* _WHAT THE TASK REQUIRES_: Repeat the material verbatim and drop the pictures.

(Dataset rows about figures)
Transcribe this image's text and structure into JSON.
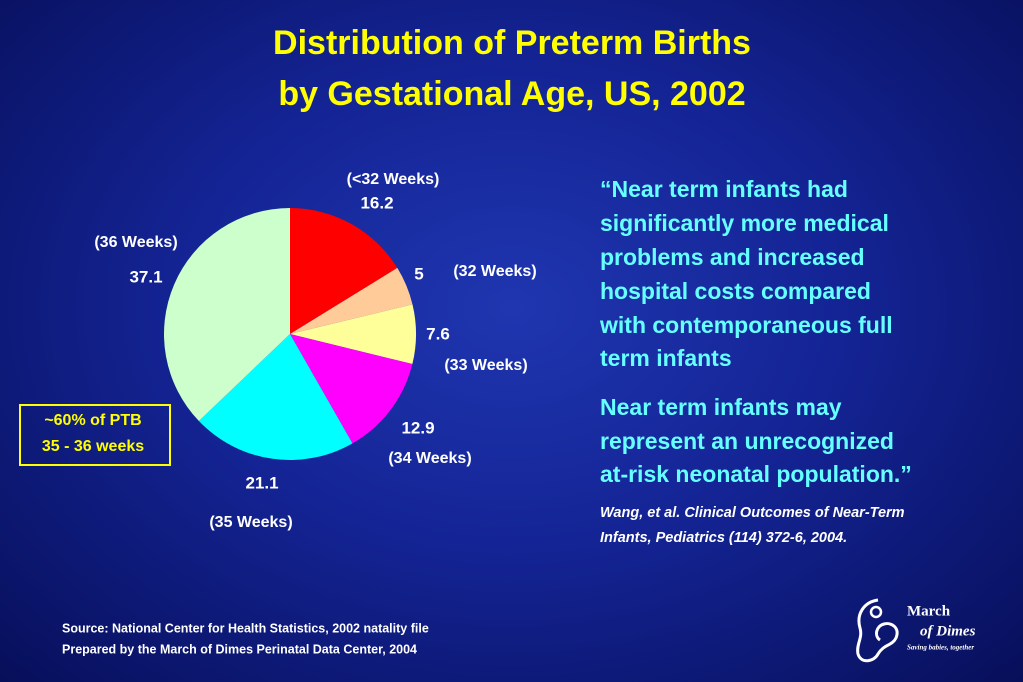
{
  "chart_data": {
    "type": "pie",
    "title": [
      "Distribution of Preterm Births",
      "by Gestational Age, US, 2002"
    ],
    "categories": [
      "(<32 Weeks)",
      "(32 Weeks)",
      "(33 Weeks)",
      "(34 Weeks)",
      "(35 Weeks)",
      "(36 Weeks)"
    ],
    "values": [
      16.2,
      5,
      7.6,
      12.9,
      21.1,
      37.1
    ],
    "colors": [
      "#ff0000",
      "#ffcc99",
      "#ffff99",
      "#ff00ff",
      "#00ffff",
      "#ccffcc"
    ],
    "annotation": [
      "~60% of PTB",
      "35 - 36 weeks"
    ]
  },
  "quote": [
    [
      "“Near term infants had",
      "significantly more medical",
      "problems and increased",
      "hospital costs compared",
      "with contemporaneous full",
      "term infants"
    ],
    [
      "Near term infants may",
      "represent an unrecognized",
      "at-risk neonatal population.”"
    ]
  ],
  "citation": [
    "Wang, et al.  Clinical Outcomes of Near-Term",
    "Infants, Pediatrics (114) 372-6, 2004."
  ],
  "source": [
    "Source: National Center for Health Statistics, 2002 natality file",
    "Prepared by the March of Dimes Perinatal Data Center, 2004"
  ],
  "logo": [
    "March",
    "of Dimes",
    "Saving babies, together"
  ]
}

* _TASK RESPONSE_:
Transcribe this image's text and structure into JSON.
{
  "chart_data": {
    "type": "pie",
    "title": [
      "Distribution of Preterm Births",
      "by Gestational Age, US, 2002"
    ],
    "categories": [
      "(<32 Weeks)",
      "(32 Weeks)",
      "(33 Weeks)",
      "(34 Weeks)",
      "(35 Weeks)",
      "(36 Weeks)"
    ],
    "values": [
      16.2,
      5,
      7.6,
      12.9,
      21.1,
      37.1
    ],
    "colors": [
      "#ff0000",
      "#ffcc99",
      "#ffff99",
      "#ff00ff",
      "#00ffff",
      "#ccffcc"
    ],
    "annotation": [
      "~60% of PTB",
      "35 - 36 weeks"
    ]
  },
  "quote": [
    [
      "“Near term infants had",
      "significantly more medical",
      "problems and increased",
      "hospital costs compared",
      "with contemporaneous full",
      "term infants"
    ],
    [
      "Near term infants may",
      "represent an unrecognized",
      "at-risk neonatal population.”"
    ]
  ],
  "citation": [
    "Wang, et al.  Clinical Outcomes of Near-Term",
    "Infants, Pediatrics (114) 372-6, 2004."
  ],
  "source": [
    "Source: National Center for Health Statistics, 2002 natality file",
    "Prepared by the March of Dimes Perinatal Data Center, 2004"
  ],
  "logo": [
    "March",
    "of Dimes",
    "Saving babies, together"
  ]
}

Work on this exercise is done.